→ **GIVEN INSTRUCTION**
Rewrite the items below as a numbered list, omitting any blank lines.

→ **INPUT MATERIAL**
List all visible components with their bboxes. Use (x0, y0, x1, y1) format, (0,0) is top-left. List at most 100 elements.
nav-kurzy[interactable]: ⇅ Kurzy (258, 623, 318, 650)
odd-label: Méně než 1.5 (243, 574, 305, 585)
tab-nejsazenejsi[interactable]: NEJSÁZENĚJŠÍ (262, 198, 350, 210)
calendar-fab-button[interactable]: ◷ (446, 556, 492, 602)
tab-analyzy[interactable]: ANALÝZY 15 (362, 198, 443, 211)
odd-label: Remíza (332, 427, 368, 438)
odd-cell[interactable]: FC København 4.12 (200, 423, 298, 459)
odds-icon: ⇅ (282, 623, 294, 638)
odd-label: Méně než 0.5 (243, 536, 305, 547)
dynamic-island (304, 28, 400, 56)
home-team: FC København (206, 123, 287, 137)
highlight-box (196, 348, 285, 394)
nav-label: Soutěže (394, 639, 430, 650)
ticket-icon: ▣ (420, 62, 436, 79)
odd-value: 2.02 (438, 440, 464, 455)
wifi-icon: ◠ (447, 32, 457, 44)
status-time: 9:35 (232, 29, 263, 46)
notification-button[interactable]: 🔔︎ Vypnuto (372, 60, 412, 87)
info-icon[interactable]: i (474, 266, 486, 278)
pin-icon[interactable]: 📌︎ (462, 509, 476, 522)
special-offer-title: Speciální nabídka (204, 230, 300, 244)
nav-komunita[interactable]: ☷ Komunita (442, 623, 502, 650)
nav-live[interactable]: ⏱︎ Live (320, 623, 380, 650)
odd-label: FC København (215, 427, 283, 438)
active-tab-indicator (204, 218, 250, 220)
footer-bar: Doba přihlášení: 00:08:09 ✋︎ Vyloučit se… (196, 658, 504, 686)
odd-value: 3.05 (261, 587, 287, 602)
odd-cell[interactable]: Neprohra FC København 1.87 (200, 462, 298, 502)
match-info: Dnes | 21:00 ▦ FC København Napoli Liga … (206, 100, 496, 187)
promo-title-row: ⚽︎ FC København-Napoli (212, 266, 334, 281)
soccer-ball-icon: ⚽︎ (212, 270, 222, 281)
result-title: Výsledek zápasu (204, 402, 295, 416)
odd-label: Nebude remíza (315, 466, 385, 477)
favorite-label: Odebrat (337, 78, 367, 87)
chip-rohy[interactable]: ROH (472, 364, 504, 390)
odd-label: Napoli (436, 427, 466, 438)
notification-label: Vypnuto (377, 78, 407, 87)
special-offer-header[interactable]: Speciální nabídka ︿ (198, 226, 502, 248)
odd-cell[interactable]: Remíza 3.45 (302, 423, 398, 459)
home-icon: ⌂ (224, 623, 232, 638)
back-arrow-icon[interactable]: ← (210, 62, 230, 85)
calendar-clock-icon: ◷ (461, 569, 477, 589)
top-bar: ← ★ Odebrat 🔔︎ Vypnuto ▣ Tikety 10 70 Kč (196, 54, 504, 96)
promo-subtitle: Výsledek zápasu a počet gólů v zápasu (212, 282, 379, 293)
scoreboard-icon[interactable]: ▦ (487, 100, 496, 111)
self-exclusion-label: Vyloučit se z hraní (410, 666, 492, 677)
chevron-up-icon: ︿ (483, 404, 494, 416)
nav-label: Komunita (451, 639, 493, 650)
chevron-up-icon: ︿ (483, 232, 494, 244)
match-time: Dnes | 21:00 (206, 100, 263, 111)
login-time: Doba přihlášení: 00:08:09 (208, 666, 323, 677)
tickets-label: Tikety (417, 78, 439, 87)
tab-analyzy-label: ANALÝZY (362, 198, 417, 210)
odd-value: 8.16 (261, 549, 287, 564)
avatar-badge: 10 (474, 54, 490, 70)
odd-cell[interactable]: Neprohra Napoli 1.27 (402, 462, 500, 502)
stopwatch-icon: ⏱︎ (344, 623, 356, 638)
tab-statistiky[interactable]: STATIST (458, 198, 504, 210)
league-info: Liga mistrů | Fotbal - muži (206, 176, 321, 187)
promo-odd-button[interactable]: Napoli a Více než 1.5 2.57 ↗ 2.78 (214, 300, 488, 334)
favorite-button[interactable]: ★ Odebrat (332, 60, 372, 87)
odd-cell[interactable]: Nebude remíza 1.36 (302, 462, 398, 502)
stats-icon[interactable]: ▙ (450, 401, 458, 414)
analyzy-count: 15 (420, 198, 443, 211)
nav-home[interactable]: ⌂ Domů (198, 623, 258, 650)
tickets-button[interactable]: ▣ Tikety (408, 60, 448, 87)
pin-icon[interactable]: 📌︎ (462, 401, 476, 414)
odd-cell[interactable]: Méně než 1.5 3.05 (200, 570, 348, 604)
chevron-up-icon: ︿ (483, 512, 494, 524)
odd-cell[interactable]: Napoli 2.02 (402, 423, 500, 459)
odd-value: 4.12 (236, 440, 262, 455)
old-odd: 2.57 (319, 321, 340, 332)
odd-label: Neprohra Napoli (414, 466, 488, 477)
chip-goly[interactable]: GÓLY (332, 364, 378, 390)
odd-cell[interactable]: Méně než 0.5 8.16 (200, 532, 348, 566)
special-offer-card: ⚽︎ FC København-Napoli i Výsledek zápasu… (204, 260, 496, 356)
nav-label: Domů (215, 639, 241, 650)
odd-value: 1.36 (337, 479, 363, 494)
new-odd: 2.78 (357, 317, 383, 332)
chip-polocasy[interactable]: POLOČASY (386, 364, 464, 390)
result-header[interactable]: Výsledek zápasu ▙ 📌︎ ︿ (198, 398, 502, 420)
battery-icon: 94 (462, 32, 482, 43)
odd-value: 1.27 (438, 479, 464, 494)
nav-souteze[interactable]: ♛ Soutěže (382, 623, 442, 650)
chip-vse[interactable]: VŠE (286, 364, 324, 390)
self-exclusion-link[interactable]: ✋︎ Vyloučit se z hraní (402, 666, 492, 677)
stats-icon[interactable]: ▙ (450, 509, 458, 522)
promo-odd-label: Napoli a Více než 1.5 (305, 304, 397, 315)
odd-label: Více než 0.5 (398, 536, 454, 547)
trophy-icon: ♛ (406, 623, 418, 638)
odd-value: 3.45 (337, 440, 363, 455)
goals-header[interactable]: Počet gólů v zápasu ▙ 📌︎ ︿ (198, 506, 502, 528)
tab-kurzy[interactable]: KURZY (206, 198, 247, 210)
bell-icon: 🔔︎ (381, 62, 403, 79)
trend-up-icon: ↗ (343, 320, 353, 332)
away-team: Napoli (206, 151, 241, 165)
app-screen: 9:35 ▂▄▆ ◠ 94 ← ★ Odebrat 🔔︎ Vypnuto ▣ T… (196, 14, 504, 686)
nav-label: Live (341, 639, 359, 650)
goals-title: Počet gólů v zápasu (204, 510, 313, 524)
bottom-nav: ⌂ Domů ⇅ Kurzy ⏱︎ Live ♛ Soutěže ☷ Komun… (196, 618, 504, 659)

→ **SOLUTION FOR THIS EXERCISE**
1. List all visible components with their bboxes. Use (x0, y0, x1, y1) format, (0,0) is top-left. List at most 100 elements.
2. nav-kurzy[interactable]: ⇅ Kurzy (258, 623, 318, 650)
3. odd-label: Méně než 1.5 (243, 574, 305, 585)
4. tab-nejsazenejsi[interactable]: NEJSÁZENĚJŠÍ (262, 198, 350, 210)
5. calendar-fab-button[interactable]: ◷ (446, 556, 492, 602)
6. tab-analyzy[interactable]: ANALÝZY 15 (362, 198, 443, 211)
7. odd-label: Remíza (332, 427, 368, 438)
8. odd-cell[interactable]: FC København 4.12 (200, 423, 298, 459)
9. odds-icon: ⇅ (282, 623, 294, 638)
10. odd-label: Méně než 0.5 (243, 536, 305, 547)
11. dynamic-island (304, 28, 400, 56)
12. home-team: FC København (206, 123, 287, 137)
13. highlight-box (196, 348, 285, 394)
14. nav-label: Soutěže (394, 639, 430, 650)
15. ticket-icon: ▣ (420, 62, 436, 79)
16. odd-value: 2.02 (438, 440, 464, 455)
17. wifi-icon: ◠ (447, 32, 457, 44)
18. status-time: 9:35 (232, 29, 263, 46)
19. notification-button[interactable]: 🔔︎ Vypnuto (372, 60, 412, 87)
20. info-icon[interactable]: i (474, 266, 486, 278)
21. pin-icon[interactable]: 📌︎ (462, 509, 476, 522)
22. special-offer-title: Speciální nabídka (204, 230, 300, 244)
23. nav-komunita[interactable]: ☷ Komunita (442, 623, 502, 650)
24. nav-live[interactable]: ⏱︎ Live (320, 623, 380, 650)
25. odd-label: FC København (215, 427, 283, 438)
26. active-tab-indicator (204, 218, 250, 220)
27. footer-bar: Doba přihlášení: 00:08:09 ✋︎ Vyloučit se… (196, 658, 504, 686)
28. odd-value: 3.05 (261, 587, 287, 602)
29. odd-cell[interactable]: Neprohra FC København 1.87 (200, 462, 298, 502)
30. match-info: Dnes | 21:00 ▦ FC København Napoli Liga … (206, 100, 496, 187)
31. promo-title-row: ⚽︎ FC København-Napoli (212, 266, 334, 281)
32. soccer-ball-icon: ⚽︎ (212, 270, 222, 281)
33. result-title: Výsledek zápasu (204, 402, 295, 416)
34. odd-label: Nebude remíza (315, 466, 385, 477)
35. favorite-label: Odebrat (337, 78, 367, 87)
36. chip-rohy[interactable]: ROH (472, 364, 504, 390)
37. odd-label: Napoli (436, 427, 466, 438)
38. notification-label: Vypnuto (377, 78, 407, 87)
39. special-offer-header[interactable]: Speciální nabídka ︿ (198, 226, 502, 248)
40. odd-cell[interactable]: Remíza 3.45 (302, 423, 398, 459)
41. home-icon: ⌂ (224, 623, 232, 638)
42. back-arrow-icon[interactable]: ← (210, 62, 230, 85)
43. calendar-clock-icon: ◷ (461, 569, 477, 589)
44. top-bar: ← ★ Odebrat 🔔︎ Vypnuto ▣ Tikety 10 70 Kč (196, 54, 504, 96)
45. promo-subtitle: Výsledek zápasu a počet gólů v zápasu (212, 282, 379, 293)
46. scoreboard-icon[interactable]: ▦ (487, 100, 496, 111)
47. self-exclusion-label: Vyloučit se z hraní (410, 666, 492, 677)
48. chevron-up-icon: ︿ (483, 404, 494, 416)
49. nav-label: Komunita (451, 639, 493, 650)
50. chevron-up-icon: ︿ (483, 232, 494, 244)
51. match-time: Dnes | 21:00 (206, 100, 263, 111)
52. login-time: Doba přihlášení: 00:08:09 (208, 666, 323, 677)
53. tickets-label: Tikety (417, 78, 439, 87)
54. tab-analyzy-label: ANALÝZY (362, 198, 417, 210)
55. odd-value: 8.16 (261, 549, 287, 564)
56. avatar-badge: 10 (474, 54, 490, 70)
57. odd-cell[interactable]: Neprohra Napoli 1.27 (402, 462, 500, 502)
58. stopwatch-icon: ⏱︎ (344, 623, 356, 638)
59. tab-statistiky[interactable]: STATIST (458, 198, 504, 210)
60. league-info: Liga mistrů | Fotbal - muži (206, 176, 321, 187)
61. promo-odd-button[interactable]: Napoli a Více než 1.5 2.57 ↗ 2.78 (214, 300, 488, 334)
62. favorite-button[interactable]: ★ Odebrat (332, 60, 372, 87)
63. odd-cell[interactable]: Nebude remíza 1.36 (302, 462, 398, 502)
64. stats-icon[interactable]: ▙ (450, 401, 458, 414)
65. analyzy-count: 15 (420, 198, 443, 211)
66. nav-home[interactable]: ⌂ Domů (198, 623, 258, 650)
67. tickets-button[interactable]: ▣ Tikety (408, 60, 448, 87)
68. pin-icon[interactable]: 📌︎ (462, 401, 476, 414)
69. odd-cell[interactable]: Méně než 1.5 3.05 (200, 570, 348, 604)
70. chevron-up-icon: ︿ (483, 512, 494, 524)
71. odd-cell[interactable]: Napoli 2.02 (402, 423, 500, 459)
72. odd-value: 4.12 (236, 440, 262, 455)
73. old-odd: 2.57 (319, 321, 340, 332)
74. odd-label: Neprohra Napoli (414, 466, 488, 477)
75. chip-goly[interactable]: GÓLY (332, 364, 378, 390)
76. odd-cell[interactable]: Méně než 0.5 8.16 (200, 532, 348, 566)
77. special-offer-card: ⚽︎ FC København-Napoli i Výsledek zápasu… (204, 260, 496, 356)
78. nav-label: Domů (215, 639, 241, 650)
79. odd-value: 1.36 (337, 479, 363, 494)
80. new-odd: 2.78 (357, 317, 383, 332)
81. chip-polocasy[interactable]: POLOČASY (386, 364, 464, 390)
82. result-header[interactable]: Výsledek zápasu ▙ 📌︎ ︿ (198, 398, 502, 420)
83. battery-icon: 94 (462, 32, 482, 43)
84. odd-value: 1.27 (438, 479, 464, 494)
85. nav-souteze[interactable]: ♛ Soutěže (382, 623, 442, 650)
86. chip-vse[interactable]: VŠE (286, 364, 324, 390)
87. self-exclusion-link[interactable]: ✋︎ Vyloučit se z hraní (402, 666, 492, 677)
88. stats-icon[interactable]: ▙ (450, 509, 458, 522)
89. promo-odd-label: Napoli a Více než 1.5 (305, 304, 397, 315)
90. odd-label: Více než 0.5 (398, 536, 454, 547)
91. trophy-icon: ♛ (406, 623, 418, 638)
92. odd-value: 3.45 (337, 440, 363, 455)
93. goals-header[interactable]: Počet gólů v zápasu ▙ 📌︎ ︿ (198, 506, 502, 528)
94. tab-kurzy[interactable]: KURZY (206, 198, 247, 210)
95. bell-icon: 🔔︎ (381, 62, 403, 79)
96. trend-up-icon: ↗ (343, 320, 353, 332)
97. away-team: Napoli (206, 151, 241, 165)
98. app-screen: 9:35 ▂▄▆ ◠ 94 ← ★ Odebrat 🔔︎ Vypnuto ▣ T… (196, 14, 504, 686)
99. nav-label: Live (341, 639, 359, 650)
100. goals-title: Počet gólů v zápasu (204, 510, 313, 524)
101. bottom-nav: ⌂ Domů ⇅ Kurzy ⏱︎ Live ♛ Soutěže ☷ Komun… (196, 618, 504, 659)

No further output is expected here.